SHORT EXERCISE
Can all of these lines be returned exactly?

** START RECORDS FOR PROCESSING **

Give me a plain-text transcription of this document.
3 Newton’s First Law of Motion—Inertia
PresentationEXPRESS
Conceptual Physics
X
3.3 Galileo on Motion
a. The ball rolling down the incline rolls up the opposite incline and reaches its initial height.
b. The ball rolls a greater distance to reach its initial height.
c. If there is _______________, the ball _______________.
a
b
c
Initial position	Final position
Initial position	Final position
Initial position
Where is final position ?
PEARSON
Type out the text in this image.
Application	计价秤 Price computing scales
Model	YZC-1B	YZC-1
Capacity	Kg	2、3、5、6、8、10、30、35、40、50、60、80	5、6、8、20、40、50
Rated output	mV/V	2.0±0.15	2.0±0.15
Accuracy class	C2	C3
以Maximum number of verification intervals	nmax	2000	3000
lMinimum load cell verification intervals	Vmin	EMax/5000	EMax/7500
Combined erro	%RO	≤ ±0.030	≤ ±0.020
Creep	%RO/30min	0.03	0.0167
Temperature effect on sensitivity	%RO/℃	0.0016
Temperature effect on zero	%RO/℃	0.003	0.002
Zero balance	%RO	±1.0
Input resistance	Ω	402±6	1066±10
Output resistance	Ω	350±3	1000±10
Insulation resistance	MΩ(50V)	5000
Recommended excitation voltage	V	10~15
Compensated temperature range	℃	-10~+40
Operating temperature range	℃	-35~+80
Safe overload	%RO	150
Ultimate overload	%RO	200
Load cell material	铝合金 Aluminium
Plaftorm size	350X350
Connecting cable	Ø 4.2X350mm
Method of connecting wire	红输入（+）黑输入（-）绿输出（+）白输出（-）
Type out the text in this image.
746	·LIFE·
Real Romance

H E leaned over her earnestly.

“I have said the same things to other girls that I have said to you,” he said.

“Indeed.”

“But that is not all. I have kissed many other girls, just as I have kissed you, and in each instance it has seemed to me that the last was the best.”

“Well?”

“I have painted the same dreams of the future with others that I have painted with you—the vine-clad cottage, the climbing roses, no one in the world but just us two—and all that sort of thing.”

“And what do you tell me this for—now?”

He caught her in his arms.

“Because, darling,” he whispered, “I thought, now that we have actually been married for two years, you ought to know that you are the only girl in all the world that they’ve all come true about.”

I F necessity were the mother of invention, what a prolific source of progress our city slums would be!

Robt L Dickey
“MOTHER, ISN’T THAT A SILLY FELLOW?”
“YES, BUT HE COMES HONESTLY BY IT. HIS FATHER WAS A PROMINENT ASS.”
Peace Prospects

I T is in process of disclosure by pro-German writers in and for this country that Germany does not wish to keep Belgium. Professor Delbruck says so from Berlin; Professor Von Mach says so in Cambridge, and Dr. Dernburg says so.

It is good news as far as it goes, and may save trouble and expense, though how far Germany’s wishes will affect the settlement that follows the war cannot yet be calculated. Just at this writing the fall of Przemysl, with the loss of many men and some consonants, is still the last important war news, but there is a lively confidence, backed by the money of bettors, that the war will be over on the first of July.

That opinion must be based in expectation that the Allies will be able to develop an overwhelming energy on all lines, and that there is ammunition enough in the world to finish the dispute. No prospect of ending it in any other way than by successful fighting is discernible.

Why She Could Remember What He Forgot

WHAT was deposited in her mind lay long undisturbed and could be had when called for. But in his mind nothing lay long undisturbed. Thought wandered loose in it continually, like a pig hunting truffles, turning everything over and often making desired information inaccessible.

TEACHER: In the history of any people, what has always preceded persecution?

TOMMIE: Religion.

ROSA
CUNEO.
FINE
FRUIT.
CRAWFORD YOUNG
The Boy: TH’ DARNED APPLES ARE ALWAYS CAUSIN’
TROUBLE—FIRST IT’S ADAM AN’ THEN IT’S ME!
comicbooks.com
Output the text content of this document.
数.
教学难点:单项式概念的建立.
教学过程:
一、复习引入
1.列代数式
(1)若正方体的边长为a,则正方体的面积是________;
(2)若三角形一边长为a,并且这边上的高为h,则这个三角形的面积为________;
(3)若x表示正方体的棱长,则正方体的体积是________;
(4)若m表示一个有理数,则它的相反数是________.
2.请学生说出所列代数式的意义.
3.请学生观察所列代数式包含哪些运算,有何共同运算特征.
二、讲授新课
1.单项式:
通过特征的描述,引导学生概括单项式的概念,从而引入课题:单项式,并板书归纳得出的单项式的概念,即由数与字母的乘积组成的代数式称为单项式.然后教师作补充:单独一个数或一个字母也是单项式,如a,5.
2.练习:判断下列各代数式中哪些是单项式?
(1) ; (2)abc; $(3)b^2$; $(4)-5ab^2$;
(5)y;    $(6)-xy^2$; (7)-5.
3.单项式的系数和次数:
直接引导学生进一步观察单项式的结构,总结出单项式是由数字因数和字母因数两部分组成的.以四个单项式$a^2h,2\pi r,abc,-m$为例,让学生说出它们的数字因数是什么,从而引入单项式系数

** END RECORDS FOR PROCESSING **

TASK SOLUTION
Give me a plain-text transcription of this document.
3 Newton’s First Law of Motion—Inertia
PresentationEXPRESS
Conceptual Physics
X
3.3 Galileo on Motion
a. The ball rolling down the incline rolls up the opposite incline and reaches its initial height.
b. The ball rolls a greater distance to reach its initial height.
c. If there is _______________, the ball _______________.
a
b
c
Initial position	Final position
Initial position	Final position
Initial position
Where is final position ?
PEARSON
Type out the text in this image.
Application	计价秤 Price computing scales
Model	YZC-1B	YZC-1
Capacity	Kg	2、3、5、6、8、10、30、35、40、50、60、80	5、6、8、20、40、50
Rated output	mV/V	2.0±0.15	2.0±0.15
Accuracy class	C2	C3
以Maximum number of verification intervals	nmax	2000	3000
lMinimum load cell verification intervals	Vmin	EMax/5000	EMax/7500
Combined erro	%RO	≤ ±0.030	≤ ±0.020
Creep	%RO/30min	0.03	0.0167
Temperature effect on sensitivity	%RO/℃	0.0016
Temperature effect on zero	%RO/℃	0.003	0.002
Zero balance	%RO	±1.0
Input resistance	Ω	402±6	1066±10
Output resistance	Ω	350±3	1000±10
Insulation resistance	MΩ(50V)	5000
Recommended excitation voltage	V	10~15
Compensated temperature range	℃	-10~+40
Operating temperature range	℃	-35~+80
Safe overload	%RO	150
Ultimate overload	%RO	200
Load cell material	铝合金 Aluminium
Plaftorm size	350X350
Connecting cable	Ø 4.2X350mm
Method of connecting wire	红输入（+）黑输入（-）绿输出（+）白输出（-）
Type out the text in this image.
746	·LIFE·
Real Romance

H E leaned over her earnestly.

“I have said the same things to other girls that I have said to you,” he said.

“Indeed.”

“But that is not all. I have kissed many other girls, just as I have kissed you, and in each instance it has seemed to me that the last was the best.”

“Well?”

“I have painted the same dreams of the future with others that I have painted with you—the vine-clad cottage, the climbing roses, no one in the world but just us two—and all that sort of thing.”

“And what do you tell me this for—now?”

He caught her in his arms.

“Because, darling,” he whispered, “I thought, now that we have actually been married for two years, you ought to know that you are the only girl in all the world that they’ve all come true about.”

I F necessity were the mother of invention, what a prolific source of progress our city slums would be!

Robt L Dickey
“MOTHER, ISN’T THAT A SILLY FELLOW?”
“YES, BUT HE COMES HONESTLY BY IT. HIS FATHER WAS A PROMINENT ASS.”
Peace Prospects

I T is in process of disclosure by pro-German writers in and for this country that Germany does not wish to keep Belgium. Professor Delbruck says so from Berlin; Professor Von Mach says so in Cambridge, and Dr. Dernburg says so.

It is good news as far as it goes, and may save trouble and expense, though how far Germany’s wishes will affect the settlement that follows the war cannot yet be calculated. Just at this writing the fall of Przemysl, with the loss of many men and some consonants, is still the last important war news, but there is a lively confidence, backed by the money of bettors, that the war will be over on the first of July.

That opinion must be based in expectation that the Allies will be able to develop an overwhelming energy on all lines, and that there is ammunition enough in the world to finish the dispute. No prospect of ending it in any other way than by successful fighting is discernible.

Why She Could Remember What He Forgot

WHAT was deposited in her mind lay long undisturbed and could be had when called for. But in his mind nothing lay long undisturbed. Thought wandered loose in it continually, like a pig hunting truffles, turning everything over and often making desired information inaccessible.

TEACHER: In the history of any people, what has always preceded persecution?

TOMMIE: Religion.

ROSA
CUNEO.
FINE
FRUIT.
CRAWFORD YOUNG
The Boy: TH’ DARNED APPLES ARE ALWAYS CAUSIN’
TROUBLE—FIRST IT’S ADAM AN’ THEN IT’S ME!
comicbooks.com
Output the text content of this document.
数.
教学难点:单项式概念的建立.
教学过程:
一、复习引入
1.列代数式
(1)若正方体的边长为a,则正方体的面积是________;
(2)若三角形一边长为a,并且这边上的高为h,则这个三角形的面积为________;
(3)若x表示正方体的棱长,则正方体的体积是________;
(4)若m表示一个有理数,则它的相反数是________.
2.请学生说出所列代数式的意义.
3.请学生观察所列代数式包含哪些运算,有何共同运算特征.
二、讲授新课
1.单项式:
通过特征的描述,引导学生概括单项式的概念,从而引入课题:单项式,并板书归纳得出的单项式的概念,即由数与字母的乘积组成的代数式称为单项式.然后教师作补充:单独一个数或一个字母也是单项式,如a,5.
2.练习:判断下列各代数式中哪些是单项式?
(1) ; (2)abc; $(3)b^2$; $(4)-5ab^2$;
(5)y;    $(6)-xy^2$; (7)-5.
3.单项式的系数和次数:
直接引导学生进一步观察单项式的结构,总结出单项式是由数字因数和字母因数两部分组成的.以四个单项式$a^2h,2\pi r,abc,-m$为例,让学生说出它们的数字因数是什么,从而引入单项式系数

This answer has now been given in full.